Problem description:
Collect each line of the entries that holds the string "Carrington".

[Begin]

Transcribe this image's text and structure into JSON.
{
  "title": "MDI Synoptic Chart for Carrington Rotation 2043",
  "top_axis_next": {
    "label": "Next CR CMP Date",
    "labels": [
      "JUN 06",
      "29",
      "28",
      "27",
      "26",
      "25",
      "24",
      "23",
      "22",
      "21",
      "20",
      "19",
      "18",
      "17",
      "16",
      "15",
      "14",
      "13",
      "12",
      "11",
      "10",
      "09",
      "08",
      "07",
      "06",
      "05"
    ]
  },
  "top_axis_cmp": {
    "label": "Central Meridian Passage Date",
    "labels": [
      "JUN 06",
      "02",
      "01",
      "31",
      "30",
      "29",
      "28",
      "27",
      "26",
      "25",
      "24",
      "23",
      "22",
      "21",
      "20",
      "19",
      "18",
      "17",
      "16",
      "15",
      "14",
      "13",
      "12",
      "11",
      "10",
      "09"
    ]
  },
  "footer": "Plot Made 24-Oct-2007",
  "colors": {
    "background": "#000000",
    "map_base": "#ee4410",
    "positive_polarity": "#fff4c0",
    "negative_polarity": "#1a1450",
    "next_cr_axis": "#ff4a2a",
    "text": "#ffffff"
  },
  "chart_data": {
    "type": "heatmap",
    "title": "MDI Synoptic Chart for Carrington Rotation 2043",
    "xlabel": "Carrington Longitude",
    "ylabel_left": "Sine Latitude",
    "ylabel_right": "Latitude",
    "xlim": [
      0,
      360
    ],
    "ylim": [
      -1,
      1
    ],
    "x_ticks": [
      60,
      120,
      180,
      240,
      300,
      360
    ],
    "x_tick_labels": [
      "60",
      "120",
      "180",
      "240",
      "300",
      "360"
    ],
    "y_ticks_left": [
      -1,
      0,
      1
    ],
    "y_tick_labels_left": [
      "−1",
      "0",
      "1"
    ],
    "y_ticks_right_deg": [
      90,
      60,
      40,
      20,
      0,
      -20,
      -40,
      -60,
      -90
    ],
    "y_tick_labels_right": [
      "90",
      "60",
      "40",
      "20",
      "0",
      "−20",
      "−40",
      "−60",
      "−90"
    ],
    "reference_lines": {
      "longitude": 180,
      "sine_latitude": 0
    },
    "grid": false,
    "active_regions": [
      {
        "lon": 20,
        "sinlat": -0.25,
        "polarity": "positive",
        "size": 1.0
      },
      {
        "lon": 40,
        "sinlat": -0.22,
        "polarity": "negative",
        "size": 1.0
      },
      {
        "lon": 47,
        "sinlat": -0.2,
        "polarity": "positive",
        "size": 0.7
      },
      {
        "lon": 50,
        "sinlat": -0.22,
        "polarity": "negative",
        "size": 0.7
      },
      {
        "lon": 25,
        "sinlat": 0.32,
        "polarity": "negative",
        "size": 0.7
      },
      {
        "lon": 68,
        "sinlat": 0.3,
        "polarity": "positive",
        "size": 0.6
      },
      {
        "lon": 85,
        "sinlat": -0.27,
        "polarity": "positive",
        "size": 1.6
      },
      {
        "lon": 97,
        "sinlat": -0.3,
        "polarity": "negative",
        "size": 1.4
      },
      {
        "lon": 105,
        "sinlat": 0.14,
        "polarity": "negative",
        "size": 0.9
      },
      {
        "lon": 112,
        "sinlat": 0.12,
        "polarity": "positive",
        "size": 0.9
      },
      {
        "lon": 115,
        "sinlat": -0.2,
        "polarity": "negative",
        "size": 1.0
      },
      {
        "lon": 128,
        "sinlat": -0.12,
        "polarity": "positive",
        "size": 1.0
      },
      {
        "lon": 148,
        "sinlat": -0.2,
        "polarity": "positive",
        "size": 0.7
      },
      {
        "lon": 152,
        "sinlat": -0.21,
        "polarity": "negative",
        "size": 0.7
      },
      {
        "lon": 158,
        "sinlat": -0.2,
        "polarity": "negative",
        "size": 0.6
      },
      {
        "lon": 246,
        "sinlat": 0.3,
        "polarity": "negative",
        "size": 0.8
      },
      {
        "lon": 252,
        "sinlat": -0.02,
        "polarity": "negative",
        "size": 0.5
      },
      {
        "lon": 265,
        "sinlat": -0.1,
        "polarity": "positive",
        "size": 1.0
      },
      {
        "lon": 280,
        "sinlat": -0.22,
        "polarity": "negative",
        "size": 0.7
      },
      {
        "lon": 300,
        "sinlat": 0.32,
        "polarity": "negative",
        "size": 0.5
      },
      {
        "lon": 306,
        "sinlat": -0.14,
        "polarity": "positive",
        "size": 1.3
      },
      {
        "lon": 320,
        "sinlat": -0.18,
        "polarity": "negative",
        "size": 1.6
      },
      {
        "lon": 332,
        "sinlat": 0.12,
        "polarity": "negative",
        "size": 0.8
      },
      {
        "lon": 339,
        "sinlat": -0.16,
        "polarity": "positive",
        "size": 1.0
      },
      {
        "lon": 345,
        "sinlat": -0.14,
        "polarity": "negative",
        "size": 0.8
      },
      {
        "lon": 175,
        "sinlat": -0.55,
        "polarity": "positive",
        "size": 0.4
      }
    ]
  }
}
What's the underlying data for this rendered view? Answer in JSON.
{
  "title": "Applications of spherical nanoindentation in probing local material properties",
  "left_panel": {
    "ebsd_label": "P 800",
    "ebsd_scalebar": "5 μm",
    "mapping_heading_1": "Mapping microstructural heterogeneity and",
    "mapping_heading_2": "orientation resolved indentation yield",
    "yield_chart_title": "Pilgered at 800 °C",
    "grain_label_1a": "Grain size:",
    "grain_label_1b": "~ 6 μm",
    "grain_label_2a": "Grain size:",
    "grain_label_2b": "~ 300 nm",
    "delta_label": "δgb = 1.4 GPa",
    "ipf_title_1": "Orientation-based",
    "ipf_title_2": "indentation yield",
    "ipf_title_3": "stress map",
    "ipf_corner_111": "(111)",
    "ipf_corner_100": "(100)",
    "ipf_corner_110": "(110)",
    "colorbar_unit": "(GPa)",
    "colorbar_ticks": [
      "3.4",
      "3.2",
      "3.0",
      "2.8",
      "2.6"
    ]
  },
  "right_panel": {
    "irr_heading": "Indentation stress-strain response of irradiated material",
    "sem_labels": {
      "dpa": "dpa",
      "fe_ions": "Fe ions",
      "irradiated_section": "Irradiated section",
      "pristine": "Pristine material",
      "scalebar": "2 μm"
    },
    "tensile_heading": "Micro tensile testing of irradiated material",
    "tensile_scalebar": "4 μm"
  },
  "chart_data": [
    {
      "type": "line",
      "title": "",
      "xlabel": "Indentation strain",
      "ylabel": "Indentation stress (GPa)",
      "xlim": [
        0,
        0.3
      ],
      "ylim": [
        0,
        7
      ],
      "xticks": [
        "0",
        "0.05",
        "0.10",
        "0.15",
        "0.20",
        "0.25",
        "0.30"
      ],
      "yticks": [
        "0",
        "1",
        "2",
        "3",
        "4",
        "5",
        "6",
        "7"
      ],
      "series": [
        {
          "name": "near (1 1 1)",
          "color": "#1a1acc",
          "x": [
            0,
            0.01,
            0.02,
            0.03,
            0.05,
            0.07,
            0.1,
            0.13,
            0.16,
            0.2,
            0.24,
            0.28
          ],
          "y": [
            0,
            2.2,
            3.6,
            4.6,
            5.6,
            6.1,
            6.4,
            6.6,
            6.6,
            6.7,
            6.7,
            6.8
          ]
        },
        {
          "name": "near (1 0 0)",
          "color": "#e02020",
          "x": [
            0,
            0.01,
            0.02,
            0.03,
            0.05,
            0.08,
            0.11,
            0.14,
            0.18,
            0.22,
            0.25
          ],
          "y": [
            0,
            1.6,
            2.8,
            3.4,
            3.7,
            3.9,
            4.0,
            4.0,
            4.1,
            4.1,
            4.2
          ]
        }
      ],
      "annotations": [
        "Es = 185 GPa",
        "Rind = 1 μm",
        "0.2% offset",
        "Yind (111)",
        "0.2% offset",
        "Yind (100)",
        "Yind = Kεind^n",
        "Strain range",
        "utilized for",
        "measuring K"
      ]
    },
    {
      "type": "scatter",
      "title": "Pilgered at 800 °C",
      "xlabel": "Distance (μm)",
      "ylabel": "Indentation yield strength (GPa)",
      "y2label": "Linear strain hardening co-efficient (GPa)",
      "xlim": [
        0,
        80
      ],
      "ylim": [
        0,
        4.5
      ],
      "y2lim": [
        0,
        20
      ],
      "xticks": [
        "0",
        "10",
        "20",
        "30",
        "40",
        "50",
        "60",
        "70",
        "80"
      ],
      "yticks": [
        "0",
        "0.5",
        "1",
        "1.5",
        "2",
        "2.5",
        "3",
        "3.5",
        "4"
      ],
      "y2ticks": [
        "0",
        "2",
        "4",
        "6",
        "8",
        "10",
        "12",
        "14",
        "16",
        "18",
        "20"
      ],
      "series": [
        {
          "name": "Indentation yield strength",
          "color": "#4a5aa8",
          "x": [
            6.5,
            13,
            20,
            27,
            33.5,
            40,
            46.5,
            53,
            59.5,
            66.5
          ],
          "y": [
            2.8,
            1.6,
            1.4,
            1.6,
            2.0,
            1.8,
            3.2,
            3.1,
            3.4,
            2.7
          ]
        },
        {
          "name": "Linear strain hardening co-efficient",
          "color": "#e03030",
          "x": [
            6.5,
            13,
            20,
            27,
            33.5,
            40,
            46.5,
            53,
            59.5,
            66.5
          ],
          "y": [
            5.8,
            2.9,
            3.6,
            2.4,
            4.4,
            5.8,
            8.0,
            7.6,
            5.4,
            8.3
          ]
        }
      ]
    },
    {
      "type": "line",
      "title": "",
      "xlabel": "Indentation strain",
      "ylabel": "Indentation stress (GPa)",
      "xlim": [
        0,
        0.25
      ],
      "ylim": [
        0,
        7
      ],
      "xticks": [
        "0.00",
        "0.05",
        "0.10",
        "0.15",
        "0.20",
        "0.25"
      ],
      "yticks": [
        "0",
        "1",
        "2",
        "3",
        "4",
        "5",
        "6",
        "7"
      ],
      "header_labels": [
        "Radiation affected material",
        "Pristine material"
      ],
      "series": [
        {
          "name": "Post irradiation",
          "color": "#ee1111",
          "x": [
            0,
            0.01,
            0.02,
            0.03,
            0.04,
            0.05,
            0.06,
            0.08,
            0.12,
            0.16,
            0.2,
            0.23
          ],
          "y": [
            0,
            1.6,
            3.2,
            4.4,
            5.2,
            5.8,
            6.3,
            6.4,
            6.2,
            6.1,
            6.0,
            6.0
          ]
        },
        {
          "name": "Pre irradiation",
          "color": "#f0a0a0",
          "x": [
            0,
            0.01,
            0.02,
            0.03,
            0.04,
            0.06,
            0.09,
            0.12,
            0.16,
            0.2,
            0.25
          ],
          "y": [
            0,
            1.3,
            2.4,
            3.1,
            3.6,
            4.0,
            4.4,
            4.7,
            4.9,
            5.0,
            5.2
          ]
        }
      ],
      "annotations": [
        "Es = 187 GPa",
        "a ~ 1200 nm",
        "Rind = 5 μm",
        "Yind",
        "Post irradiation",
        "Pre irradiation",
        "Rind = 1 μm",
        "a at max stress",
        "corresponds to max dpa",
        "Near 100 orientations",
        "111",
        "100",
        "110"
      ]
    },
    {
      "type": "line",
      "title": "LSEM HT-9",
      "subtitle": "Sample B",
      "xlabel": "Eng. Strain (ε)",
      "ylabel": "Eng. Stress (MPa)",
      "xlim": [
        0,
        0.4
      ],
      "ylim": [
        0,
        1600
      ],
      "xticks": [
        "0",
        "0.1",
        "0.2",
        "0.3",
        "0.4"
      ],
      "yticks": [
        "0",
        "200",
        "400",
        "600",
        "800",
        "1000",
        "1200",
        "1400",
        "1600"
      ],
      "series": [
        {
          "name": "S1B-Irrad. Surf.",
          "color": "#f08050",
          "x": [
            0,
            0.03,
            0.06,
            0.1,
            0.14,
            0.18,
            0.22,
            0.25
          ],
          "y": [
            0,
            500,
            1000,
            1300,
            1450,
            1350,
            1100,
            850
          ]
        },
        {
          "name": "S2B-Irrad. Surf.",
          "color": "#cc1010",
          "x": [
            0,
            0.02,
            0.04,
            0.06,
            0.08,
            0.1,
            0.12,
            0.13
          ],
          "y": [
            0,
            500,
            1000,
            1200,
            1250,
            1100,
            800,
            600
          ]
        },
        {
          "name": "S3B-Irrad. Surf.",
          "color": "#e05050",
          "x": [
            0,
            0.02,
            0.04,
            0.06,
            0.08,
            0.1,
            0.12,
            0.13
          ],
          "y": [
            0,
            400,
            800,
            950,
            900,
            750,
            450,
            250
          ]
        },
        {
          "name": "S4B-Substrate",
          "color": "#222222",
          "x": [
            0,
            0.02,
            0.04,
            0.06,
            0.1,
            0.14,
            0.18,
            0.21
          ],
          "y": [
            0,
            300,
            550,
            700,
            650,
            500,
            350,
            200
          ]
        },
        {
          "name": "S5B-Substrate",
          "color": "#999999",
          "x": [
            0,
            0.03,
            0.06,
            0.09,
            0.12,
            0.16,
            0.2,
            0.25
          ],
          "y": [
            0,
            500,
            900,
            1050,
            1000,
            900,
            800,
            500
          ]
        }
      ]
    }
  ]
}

[End]

Answer in full:
  "title": "MDI Synoptic Chart for Carrington Rotation 2043",
    "title": "MDI Synoptic Chart for Carrington Rotation 2043",
    "xlabel": "Carrington Longitude",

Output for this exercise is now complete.